-- BEGIN Records shown --

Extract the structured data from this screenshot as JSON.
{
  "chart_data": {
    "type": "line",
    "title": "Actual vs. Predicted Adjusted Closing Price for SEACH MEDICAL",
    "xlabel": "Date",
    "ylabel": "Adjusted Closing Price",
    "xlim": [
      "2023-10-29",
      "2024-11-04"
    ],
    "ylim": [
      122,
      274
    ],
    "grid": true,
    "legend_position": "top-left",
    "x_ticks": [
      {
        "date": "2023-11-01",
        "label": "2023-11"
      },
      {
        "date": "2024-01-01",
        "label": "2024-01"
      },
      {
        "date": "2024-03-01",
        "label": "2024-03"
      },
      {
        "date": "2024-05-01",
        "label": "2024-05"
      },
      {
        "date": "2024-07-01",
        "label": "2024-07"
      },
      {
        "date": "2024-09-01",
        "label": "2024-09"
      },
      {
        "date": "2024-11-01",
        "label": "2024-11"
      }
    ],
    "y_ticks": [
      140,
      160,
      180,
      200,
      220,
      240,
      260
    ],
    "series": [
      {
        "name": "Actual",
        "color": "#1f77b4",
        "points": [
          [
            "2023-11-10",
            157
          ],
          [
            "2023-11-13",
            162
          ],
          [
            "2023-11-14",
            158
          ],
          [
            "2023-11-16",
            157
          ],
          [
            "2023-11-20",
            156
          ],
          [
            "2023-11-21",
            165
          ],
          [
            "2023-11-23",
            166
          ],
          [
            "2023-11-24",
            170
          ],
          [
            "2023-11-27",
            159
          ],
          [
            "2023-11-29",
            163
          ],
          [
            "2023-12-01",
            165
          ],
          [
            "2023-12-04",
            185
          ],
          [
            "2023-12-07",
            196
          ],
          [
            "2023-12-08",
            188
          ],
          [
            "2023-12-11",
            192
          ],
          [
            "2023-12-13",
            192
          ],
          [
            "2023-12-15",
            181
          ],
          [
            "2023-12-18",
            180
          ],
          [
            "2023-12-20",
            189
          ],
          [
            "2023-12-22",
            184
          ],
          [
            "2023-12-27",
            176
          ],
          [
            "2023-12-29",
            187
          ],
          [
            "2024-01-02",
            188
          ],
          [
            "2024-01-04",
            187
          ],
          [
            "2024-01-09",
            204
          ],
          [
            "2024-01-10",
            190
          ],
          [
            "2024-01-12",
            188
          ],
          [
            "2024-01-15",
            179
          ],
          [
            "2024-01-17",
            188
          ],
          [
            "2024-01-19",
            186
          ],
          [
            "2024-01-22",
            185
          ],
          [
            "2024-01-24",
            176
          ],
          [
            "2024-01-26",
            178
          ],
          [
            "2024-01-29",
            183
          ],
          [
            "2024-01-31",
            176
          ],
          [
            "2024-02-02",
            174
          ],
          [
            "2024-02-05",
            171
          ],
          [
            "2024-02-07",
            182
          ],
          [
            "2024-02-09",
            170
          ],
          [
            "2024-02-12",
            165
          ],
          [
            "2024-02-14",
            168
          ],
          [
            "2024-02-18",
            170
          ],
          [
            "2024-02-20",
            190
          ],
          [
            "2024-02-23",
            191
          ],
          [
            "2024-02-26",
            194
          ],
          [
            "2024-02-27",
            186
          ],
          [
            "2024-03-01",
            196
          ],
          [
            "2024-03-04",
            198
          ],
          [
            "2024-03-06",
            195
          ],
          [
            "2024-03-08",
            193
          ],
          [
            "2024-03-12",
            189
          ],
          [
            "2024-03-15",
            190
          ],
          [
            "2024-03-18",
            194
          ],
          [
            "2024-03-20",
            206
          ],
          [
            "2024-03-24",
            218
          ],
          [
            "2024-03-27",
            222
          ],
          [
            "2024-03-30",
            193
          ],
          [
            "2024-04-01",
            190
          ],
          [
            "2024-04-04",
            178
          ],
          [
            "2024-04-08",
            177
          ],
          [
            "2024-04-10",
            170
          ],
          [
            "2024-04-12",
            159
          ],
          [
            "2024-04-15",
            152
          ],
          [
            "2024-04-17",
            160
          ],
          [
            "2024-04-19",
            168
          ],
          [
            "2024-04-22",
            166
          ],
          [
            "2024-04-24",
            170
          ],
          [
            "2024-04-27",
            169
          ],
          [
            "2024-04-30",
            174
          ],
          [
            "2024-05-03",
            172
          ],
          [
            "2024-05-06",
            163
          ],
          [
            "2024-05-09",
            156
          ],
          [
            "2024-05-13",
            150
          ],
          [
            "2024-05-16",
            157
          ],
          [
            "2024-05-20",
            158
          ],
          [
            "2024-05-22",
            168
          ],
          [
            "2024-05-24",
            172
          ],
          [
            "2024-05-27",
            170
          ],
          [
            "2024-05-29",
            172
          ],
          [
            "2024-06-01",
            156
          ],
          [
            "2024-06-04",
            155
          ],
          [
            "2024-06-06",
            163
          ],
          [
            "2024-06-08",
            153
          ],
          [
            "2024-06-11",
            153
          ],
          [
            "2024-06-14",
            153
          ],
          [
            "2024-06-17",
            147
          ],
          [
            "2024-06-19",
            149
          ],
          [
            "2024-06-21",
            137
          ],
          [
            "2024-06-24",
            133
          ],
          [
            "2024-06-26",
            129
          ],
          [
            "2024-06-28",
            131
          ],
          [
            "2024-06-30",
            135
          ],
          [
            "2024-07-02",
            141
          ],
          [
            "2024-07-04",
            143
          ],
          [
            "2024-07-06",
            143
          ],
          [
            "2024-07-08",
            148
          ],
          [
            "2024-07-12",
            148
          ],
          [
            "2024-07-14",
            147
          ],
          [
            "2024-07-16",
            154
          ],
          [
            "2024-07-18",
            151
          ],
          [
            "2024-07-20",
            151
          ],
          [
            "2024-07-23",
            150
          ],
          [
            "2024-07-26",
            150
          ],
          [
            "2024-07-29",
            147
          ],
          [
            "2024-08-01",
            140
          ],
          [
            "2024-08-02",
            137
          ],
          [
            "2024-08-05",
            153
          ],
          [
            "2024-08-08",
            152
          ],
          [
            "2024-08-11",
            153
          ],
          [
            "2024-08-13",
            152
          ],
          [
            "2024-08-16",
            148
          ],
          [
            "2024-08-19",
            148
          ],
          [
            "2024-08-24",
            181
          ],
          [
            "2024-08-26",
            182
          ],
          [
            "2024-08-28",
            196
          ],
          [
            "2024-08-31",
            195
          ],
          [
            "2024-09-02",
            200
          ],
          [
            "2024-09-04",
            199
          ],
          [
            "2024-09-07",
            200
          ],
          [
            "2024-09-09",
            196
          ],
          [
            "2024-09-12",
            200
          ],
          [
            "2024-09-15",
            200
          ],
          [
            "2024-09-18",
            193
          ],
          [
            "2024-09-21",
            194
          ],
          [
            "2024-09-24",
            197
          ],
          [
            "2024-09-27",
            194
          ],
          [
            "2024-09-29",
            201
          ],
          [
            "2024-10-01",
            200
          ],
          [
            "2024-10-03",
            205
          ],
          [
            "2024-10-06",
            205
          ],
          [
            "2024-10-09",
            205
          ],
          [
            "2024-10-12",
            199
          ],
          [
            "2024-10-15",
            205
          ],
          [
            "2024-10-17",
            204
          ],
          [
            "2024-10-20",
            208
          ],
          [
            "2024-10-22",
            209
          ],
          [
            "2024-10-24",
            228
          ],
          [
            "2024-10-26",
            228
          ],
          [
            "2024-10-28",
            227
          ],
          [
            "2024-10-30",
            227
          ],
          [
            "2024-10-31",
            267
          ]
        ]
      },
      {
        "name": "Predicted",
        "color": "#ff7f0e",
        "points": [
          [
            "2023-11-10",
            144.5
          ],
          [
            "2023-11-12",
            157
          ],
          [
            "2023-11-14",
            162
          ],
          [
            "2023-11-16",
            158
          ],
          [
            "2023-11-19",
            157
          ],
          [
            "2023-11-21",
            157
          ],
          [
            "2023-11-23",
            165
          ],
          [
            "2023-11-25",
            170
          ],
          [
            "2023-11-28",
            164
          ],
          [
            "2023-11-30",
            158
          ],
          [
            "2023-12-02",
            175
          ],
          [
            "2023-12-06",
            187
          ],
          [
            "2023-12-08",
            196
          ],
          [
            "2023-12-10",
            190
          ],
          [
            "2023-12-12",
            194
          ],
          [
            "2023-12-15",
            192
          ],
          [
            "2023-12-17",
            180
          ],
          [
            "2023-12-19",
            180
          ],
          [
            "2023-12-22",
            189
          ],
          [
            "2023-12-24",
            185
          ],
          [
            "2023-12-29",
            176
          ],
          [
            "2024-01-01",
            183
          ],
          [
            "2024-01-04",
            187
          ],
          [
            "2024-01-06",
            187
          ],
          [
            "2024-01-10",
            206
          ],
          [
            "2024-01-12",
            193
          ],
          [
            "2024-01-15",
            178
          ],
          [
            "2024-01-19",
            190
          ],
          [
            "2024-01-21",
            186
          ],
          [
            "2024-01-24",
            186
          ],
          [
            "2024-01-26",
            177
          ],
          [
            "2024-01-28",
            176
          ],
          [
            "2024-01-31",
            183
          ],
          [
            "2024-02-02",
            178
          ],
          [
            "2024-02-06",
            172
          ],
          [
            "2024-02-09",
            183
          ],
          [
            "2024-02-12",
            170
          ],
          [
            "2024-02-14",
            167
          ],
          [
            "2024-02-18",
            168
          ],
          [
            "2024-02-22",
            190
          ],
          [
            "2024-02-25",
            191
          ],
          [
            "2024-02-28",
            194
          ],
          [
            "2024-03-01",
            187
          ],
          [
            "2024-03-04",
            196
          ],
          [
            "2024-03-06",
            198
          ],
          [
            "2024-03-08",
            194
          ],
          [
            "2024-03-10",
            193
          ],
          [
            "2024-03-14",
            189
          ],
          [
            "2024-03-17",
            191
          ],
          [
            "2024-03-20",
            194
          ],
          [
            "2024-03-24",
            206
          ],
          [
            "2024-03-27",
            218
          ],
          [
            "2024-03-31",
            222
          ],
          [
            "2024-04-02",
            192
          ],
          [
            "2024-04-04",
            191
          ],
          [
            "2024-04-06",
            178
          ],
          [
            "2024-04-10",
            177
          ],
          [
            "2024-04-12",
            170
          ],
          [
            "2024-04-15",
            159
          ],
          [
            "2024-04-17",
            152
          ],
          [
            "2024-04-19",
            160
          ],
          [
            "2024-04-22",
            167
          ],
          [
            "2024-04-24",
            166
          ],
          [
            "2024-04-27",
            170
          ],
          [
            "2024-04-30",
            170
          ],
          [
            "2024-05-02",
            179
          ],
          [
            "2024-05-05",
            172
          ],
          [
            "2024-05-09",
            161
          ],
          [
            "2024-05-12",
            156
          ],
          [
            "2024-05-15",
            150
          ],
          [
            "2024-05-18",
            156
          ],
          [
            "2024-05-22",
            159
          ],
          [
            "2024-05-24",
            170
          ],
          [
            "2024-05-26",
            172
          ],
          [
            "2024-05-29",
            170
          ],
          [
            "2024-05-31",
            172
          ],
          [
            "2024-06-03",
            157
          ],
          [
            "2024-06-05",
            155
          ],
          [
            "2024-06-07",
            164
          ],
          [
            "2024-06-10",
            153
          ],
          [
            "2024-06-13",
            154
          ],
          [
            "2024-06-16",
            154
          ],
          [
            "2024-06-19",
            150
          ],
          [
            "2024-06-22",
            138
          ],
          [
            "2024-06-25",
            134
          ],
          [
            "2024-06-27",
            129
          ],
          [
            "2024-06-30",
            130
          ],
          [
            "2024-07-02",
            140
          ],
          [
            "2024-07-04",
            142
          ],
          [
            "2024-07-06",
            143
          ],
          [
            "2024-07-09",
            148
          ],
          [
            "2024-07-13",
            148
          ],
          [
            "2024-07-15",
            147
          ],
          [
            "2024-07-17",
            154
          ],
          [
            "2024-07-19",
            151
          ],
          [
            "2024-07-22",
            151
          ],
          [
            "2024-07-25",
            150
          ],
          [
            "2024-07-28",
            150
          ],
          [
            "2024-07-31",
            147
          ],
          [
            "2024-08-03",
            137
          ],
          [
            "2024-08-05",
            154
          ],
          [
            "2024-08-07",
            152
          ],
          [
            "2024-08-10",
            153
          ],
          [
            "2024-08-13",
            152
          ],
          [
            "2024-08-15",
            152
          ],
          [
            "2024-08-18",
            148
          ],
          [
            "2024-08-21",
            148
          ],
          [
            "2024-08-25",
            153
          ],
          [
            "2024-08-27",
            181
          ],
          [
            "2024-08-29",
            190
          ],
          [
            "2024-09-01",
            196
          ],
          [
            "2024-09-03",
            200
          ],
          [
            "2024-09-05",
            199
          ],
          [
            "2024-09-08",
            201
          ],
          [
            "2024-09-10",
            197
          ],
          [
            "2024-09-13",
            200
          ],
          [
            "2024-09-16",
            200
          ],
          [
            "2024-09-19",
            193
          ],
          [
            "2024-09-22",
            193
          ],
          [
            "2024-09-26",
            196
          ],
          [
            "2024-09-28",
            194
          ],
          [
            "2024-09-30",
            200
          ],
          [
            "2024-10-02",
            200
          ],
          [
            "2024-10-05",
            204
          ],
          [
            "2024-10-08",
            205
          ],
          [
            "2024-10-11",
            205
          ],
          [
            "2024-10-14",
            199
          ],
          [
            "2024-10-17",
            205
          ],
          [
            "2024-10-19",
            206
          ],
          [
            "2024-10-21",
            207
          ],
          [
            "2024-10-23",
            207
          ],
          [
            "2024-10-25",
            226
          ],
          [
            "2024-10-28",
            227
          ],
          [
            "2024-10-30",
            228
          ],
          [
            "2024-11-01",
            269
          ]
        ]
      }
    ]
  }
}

-- END Records shown --

**What needs to be done:** Your answer should be a single number: how many lines of the material contain the word "Price".

**The completed task:** 2